Stated problem
From the entries that follow, pick out all lines holding "files".

Provided information
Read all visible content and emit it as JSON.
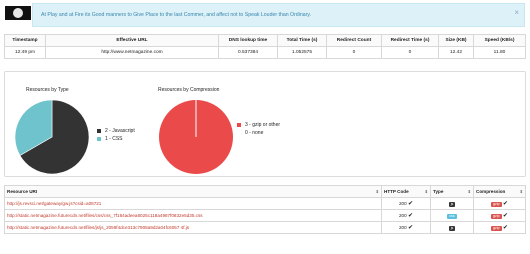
{
  "alert": {
    "text": "At Play and at Fire its Good manners to Give Place to the last Commer, and affect not to Speak Louder than Ordinary.",
    "close_icon": "×"
  },
  "summary": {
    "headers": [
      "Timestamp",
      "Effective URL",
      "DNS lookup time",
      "Total Time (s)",
      "Redirect Count",
      "Redirect Time (s)",
      "Size (KB)",
      "Speed (KB/s)"
    ],
    "row": [
      "12:49 pm",
      "http://www.netmagazine.com",
      "0.537384",
      "1.052575",
      "0",
      "0",
      "12.42",
      "11.80"
    ]
  },
  "charts": {
    "type_title": "Resources by Type",
    "type_legend": [
      "2 - Javascript",
      "1 - CSS"
    ],
    "compression_title": "Resources by Compression",
    "compression_legend": [
      "3 - gzip or other",
      "0 - none"
    ]
  },
  "chart_data": [
    {
      "type": "pie",
      "title": "Resources by Type",
      "labels": [
        "Javascript",
        "CSS"
      ],
      "values": [
        2,
        1
      ],
      "colors": [
        "#333333",
        "#6ec3cc"
      ],
      "legend": "right"
    },
    {
      "type": "pie",
      "title": "Resources by Compression",
      "labels": [
        "gzip or other",
        "none"
      ],
      "values": [
        3,
        0
      ],
      "colors": [
        "#ea4a4a",
        "#ffffff"
      ],
      "legend": "right"
    }
  ],
  "resources": {
    "headers": [
      "Resource URI",
      "HTTP Code",
      "Type",
      "Compression"
    ],
    "rows": [
      {
        "uri": "http://js.revsci.net/gateway/gw.js?csid=a08721",
        "code": "200",
        "type": "js",
        "type_color": "#333333",
        "compression": "gzip"
      },
      {
        "uri": "http://static.netmagazine.futurecdn.net/files/css/css_7f184adeea8025c118a4987f0832e5d35.css",
        "code": "200",
        "type": "css",
        "type_color": "#5bc0de",
        "compression": "gzip"
      },
      {
        "uri": "http://static.netmagazine.futurecdn.net/files/js/js_2059f4dce313c7908a9d2a04fc6057 4f.js",
        "code": "200",
        "type": "js",
        "type_color": "#333333",
        "compression": "gzip"
      }
    ],
    "sort_icon": "⇕",
    "check_icon": "✔",
    "gzip_color": "#d9534f"
  }
}
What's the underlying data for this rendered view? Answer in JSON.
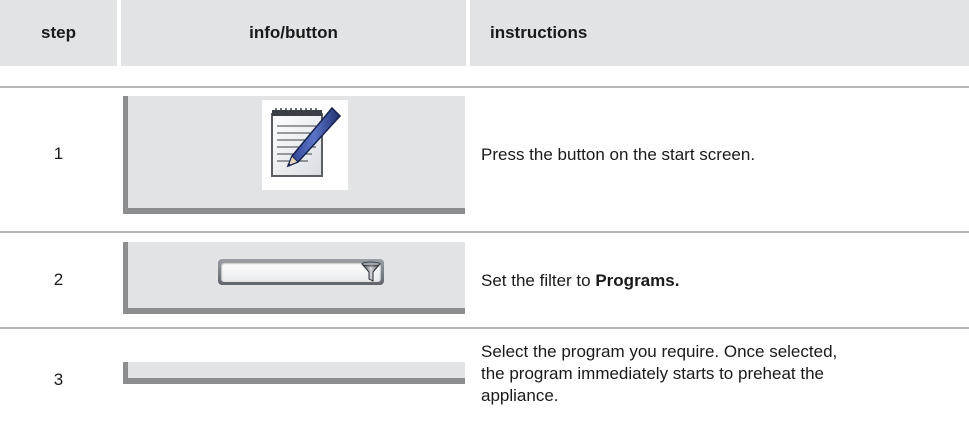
{
  "header": {
    "step": "step",
    "info": "info/button",
    "instructions": "instructions"
  },
  "rows": [
    {
      "step": "1",
      "icon": "notepad-pencil-icon",
      "text": "Press the button on the start screen."
    },
    {
      "step": "2",
      "icon": "filter-funnel-icon",
      "text_before": "Set the filter to ",
      "text_bold": "Programs."
    },
    {
      "step": "3",
      "text_lines": [
        "Select the program you require. Once selected,",
        "the program immediately starts to preheat the",
        "appliance."
      ]
    }
  ],
  "colors": {
    "header_bg": "#e2e3e5",
    "panel_shadow": "#8c8d8f",
    "rule": "#b5b6b8"
  }
}
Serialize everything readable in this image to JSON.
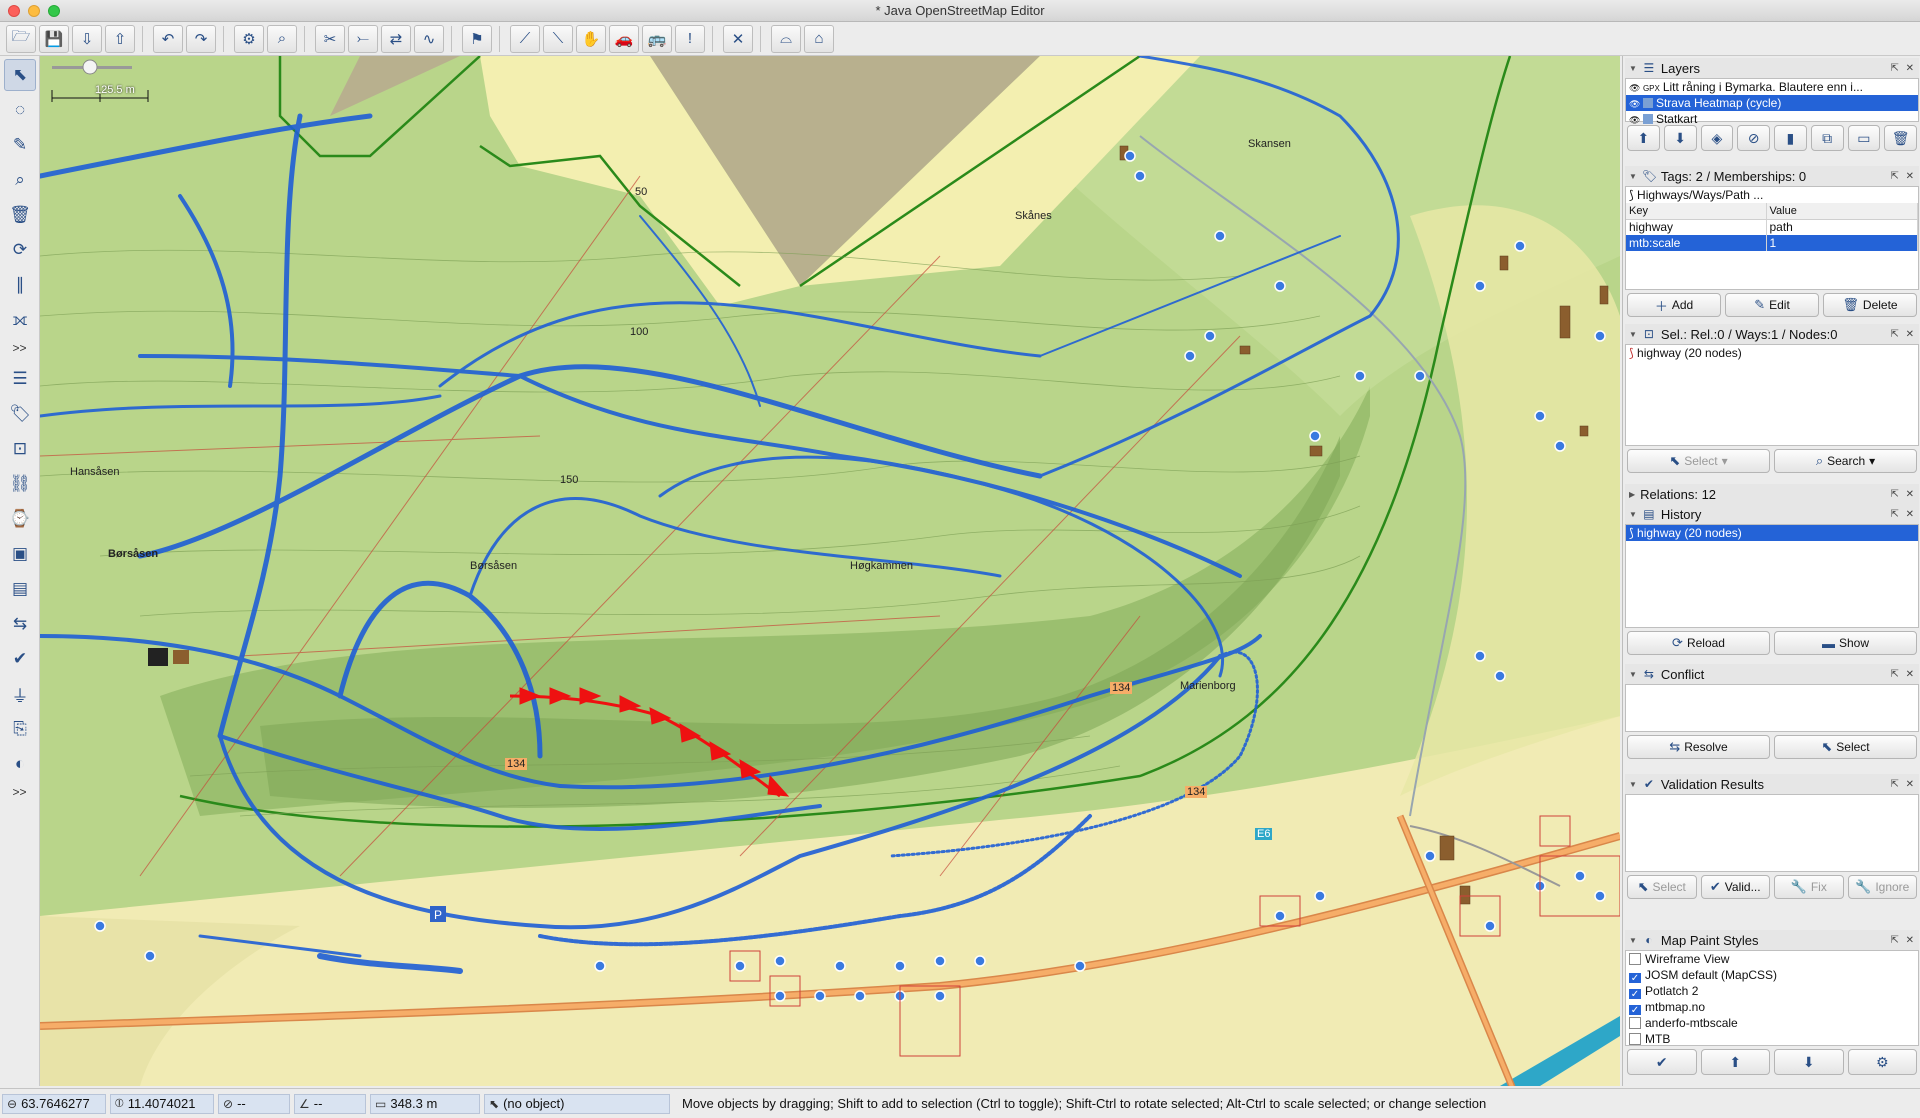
{
  "window": {
    "title": "* Java OpenStreetMap Editor"
  },
  "toolbar": {
    "buttons": [
      {
        "name": "open-file-icon",
        "glyph": "🗁"
      },
      {
        "name": "save-icon",
        "glyph": "💾"
      },
      {
        "name": "download-icon",
        "glyph": "⇩"
      },
      {
        "name": "upload-icon",
        "glyph": "⇧"
      },
      {
        "name": "undo-icon",
        "glyph": "↶"
      },
      {
        "name": "redo-icon",
        "glyph": "↷"
      },
      {
        "name": "preferences-icon",
        "glyph": "⚙"
      },
      {
        "name": "zoom-to-data-icon",
        "glyph": "⌕"
      },
      {
        "name": "split-way-icon",
        "glyph": "✂"
      },
      {
        "name": "combine-way-icon",
        "glyph": "⤚"
      },
      {
        "name": "reverse-way-icon",
        "glyph": "⇄"
      },
      {
        "name": "simplify-way-icon",
        "glyph": "∿"
      },
      {
        "name": "preset-highway-icon",
        "glyph": "⚑"
      },
      {
        "name": "preset-track-icon",
        "glyph": "⟋"
      },
      {
        "name": "preset-path-icon",
        "glyph": "⟍"
      },
      {
        "name": "preset-hand-icon",
        "glyph": "✋"
      },
      {
        "name": "preset-car-icon",
        "glyph": "🚗"
      },
      {
        "name": "preset-bus-icon",
        "glyph": "🚌"
      },
      {
        "name": "preset-warning-icon",
        "glyph": "!"
      },
      {
        "name": "preset-crossing-icon",
        "glyph": "✕"
      },
      {
        "name": "preset-bridge-icon",
        "glyph": "⌓"
      },
      {
        "name": "preset-building-icon",
        "glyph": "⌂"
      }
    ]
  },
  "left_tools": [
    {
      "name": "select-tool-icon",
      "glyph": "⬉",
      "active": true
    },
    {
      "name": "lasso-tool-icon",
      "glyph": "◌",
      "active": false
    },
    {
      "name": "draw-tool-icon",
      "glyph": "✎",
      "active": false
    },
    {
      "name": "zoom-tool-icon",
      "glyph": "⌕",
      "active": false
    },
    {
      "name": "delete-tool-icon",
      "glyph": "🗑",
      "active": false
    },
    {
      "name": "improve-way-tool-icon",
      "glyph": "⟳",
      "active": false
    },
    {
      "name": "parallel-way-tool-icon",
      "glyph": "∥",
      "active": false
    },
    {
      "name": "extrude-tool-icon",
      "glyph": "⟗",
      "active": false
    }
  ],
  "left_tools_more": ">>",
  "left_dialogs": [
    {
      "name": "layers-toggle-icon",
      "glyph": "☰"
    },
    {
      "name": "tags-toggle-icon",
      "glyph": "🏷"
    },
    {
      "name": "selection-toggle-icon",
      "glyph": "⊡"
    },
    {
      "name": "relations-toggle-icon",
      "glyph": "⛓"
    },
    {
      "name": "history-toggle-icon",
      "glyph": "⌚"
    },
    {
      "name": "minimap-toggle-icon",
      "glyph": "▣"
    },
    {
      "name": "imagery-toggle-icon",
      "glyph": "▤"
    },
    {
      "name": "conflict-toggle-icon",
      "glyph": "⇆"
    },
    {
      "name": "validation-toggle-icon",
      "glyph": "✔"
    },
    {
      "name": "filter-toggle-icon",
      "glyph": "⏚"
    },
    {
      "name": "changeset-toggle-icon",
      "glyph": "⎘"
    },
    {
      "name": "mapstyle-toggle-icon",
      "glyph": "◐"
    }
  ],
  "left_dialogs_more": ">>",
  "map": {
    "scale_text": "125.5 m",
    "labels": [
      {
        "id": "hansasen",
        "text": "Hansåsen"
      },
      {
        "id": "borsasen",
        "text": "Børsåsen"
      },
      {
        "id": "borsasen2",
        "text": "Børsåsen"
      },
      {
        "id": "hogkammen",
        "text": "Høgkammen"
      },
      {
        "id": "skansen",
        "text": "Skansen"
      },
      {
        "id": "skanes",
        "text": "Skånes"
      },
      {
        "id": "marienborg",
        "text": "Marienborg"
      },
      {
        "id": "road134a",
        "text": "134"
      },
      {
        "id": "road134b",
        "text": "134"
      },
      {
        "id": "road134c",
        "text": "134"
      },
      {
        "id": "e6",
        "text": "E6"
      },
      {
        "id": "c100",
        "text": "100"
      },
      {
        "id": "c150",
        "text": "150"
      },
      {
        "id": "c50",
        "text": "50"
      }
    ]
  },
  "layers": {
    "title": "Layers",
    "items": [
      {
        "label": "Litt råning i Bymarka. Blautere enn i...",
        "type": "GPX",
        "selected": false
      },
      {
        "label": "Strava Heatmap (cycle)",
        "type": "img",
        "selected": true
      },
      {
        "label": "Statkart",
        "type": "img",
        "selected": false
      }
    ]
  },
  "tags": {
    "title": "Tags: 2 / Memberships: 0",
    "preset": "Highways/Ways/Path ...",
    "col_key": "Key",
    "col_value": "Value",
    "rows": [
      {
        "key": "highway",
        "value": "path",
        "selected": false
      },
      {
        "key": "mtb:scale",
        "value": "1",
        "selected": true
      }
    ],
    "add": "Add",
    "edit": "Edit",
    "delete": "Delete"
  },
  "selection": {
    "title": "Sel.: Rel.:0 / Ways:1 / Nodes:0",
    "items": [
      "highway (20 nodes)"
    ],
    "select": "Select",
    "search": "Search"
  },
  "relations": {
    "title": "Relations: 12"
  },
  "history": {
    "title": "History",
    "items": [
      "highway (20 nodes)"
    ],
    "reload": "Reload",
    "show": "Show"
  },
  "conflict": {
    "title": "Conflict",
    "resolve": "Resolve",
    "select": "Select"
  },
  "validation": {
    "title": "Validation Results",
    "select": "Select",
    "validate": "Valid...",
    "fix": "Fix",
    "ignore": "Ignore"
  },
  "map_paint_styles": {
    "title": "Map Paint Styles",
    "items": [
      {
        "label": "Wireframe View",
        "checked": false
      },
      {
        "label": "JOSM default (MapCSS)",
        "checked": true
      },
      {
        "label": "Potlatch 2",
        "checked": true
      },
      {
        "label": "mtbmap.no",
        "checked": true
      },
      {
        "label": "anderfo-mtbscale",
        "checked": false
      },
      {
        "label": "MTB",
        "checked": false
      }
    ]
  },
  "status": {
    "lat": "63.7646277",
    "lon": "11.4074021",
    "heading": "--",
    "angle": "--",
    "distance": "348.3 m",
    "object": "(no object)",
    "message": "Move objects by dragging; Shift to add to selection (Ctrl to toggle); Shift-Ctrl to rotate selected; Alt-Ctrl to scale selected; or change selection"
  },
  "colors": {
    "heatmap": "#1f5fd6",
    "selected_way": "#ee1111",
    "road": "#f5a15a",
    "forest": "#b9d58a",
    "selection": "#2463d7"
  }
}
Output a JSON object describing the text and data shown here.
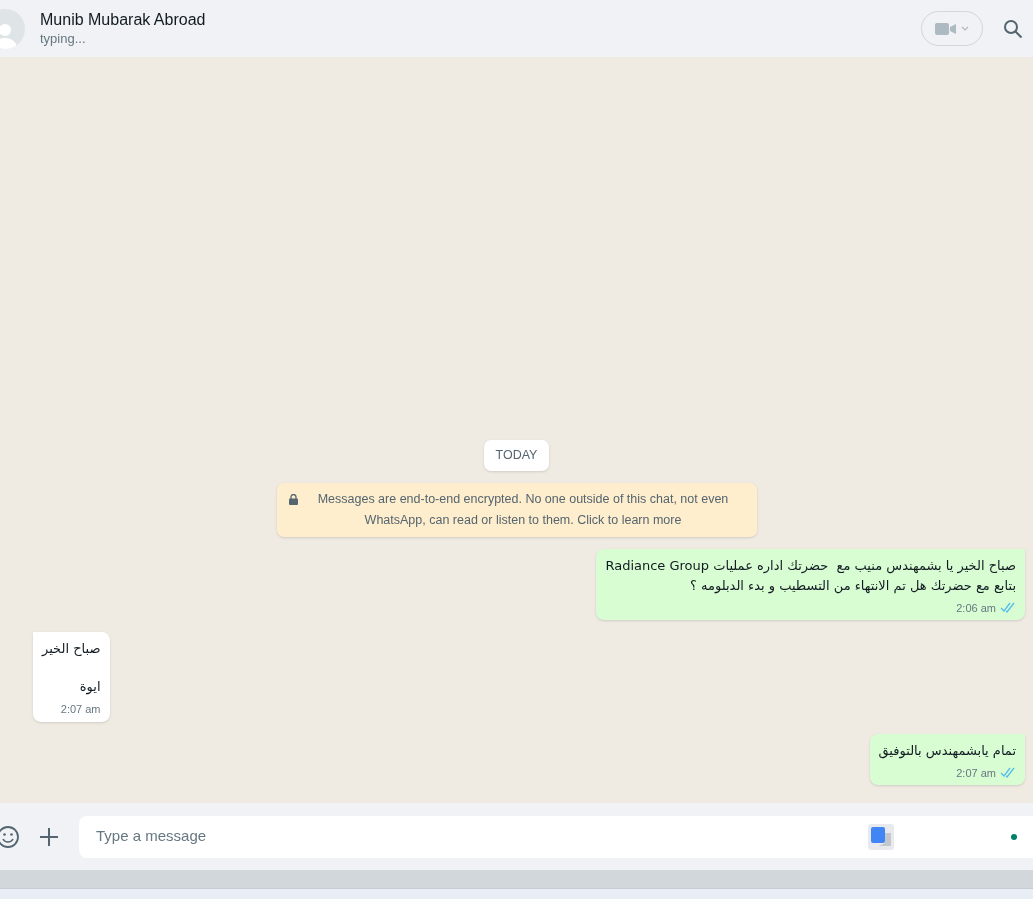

Task output
        "uri": "http://static.netmagazine.futurecdn.net/files/css/css_7f184adeea8025c118a4987f0832e5d35.css",
        "uri": "http://static.netmagazine.futurecdn.net/files/js/js_2059f4dce313c7908a9d2a04fc6057 4f.js",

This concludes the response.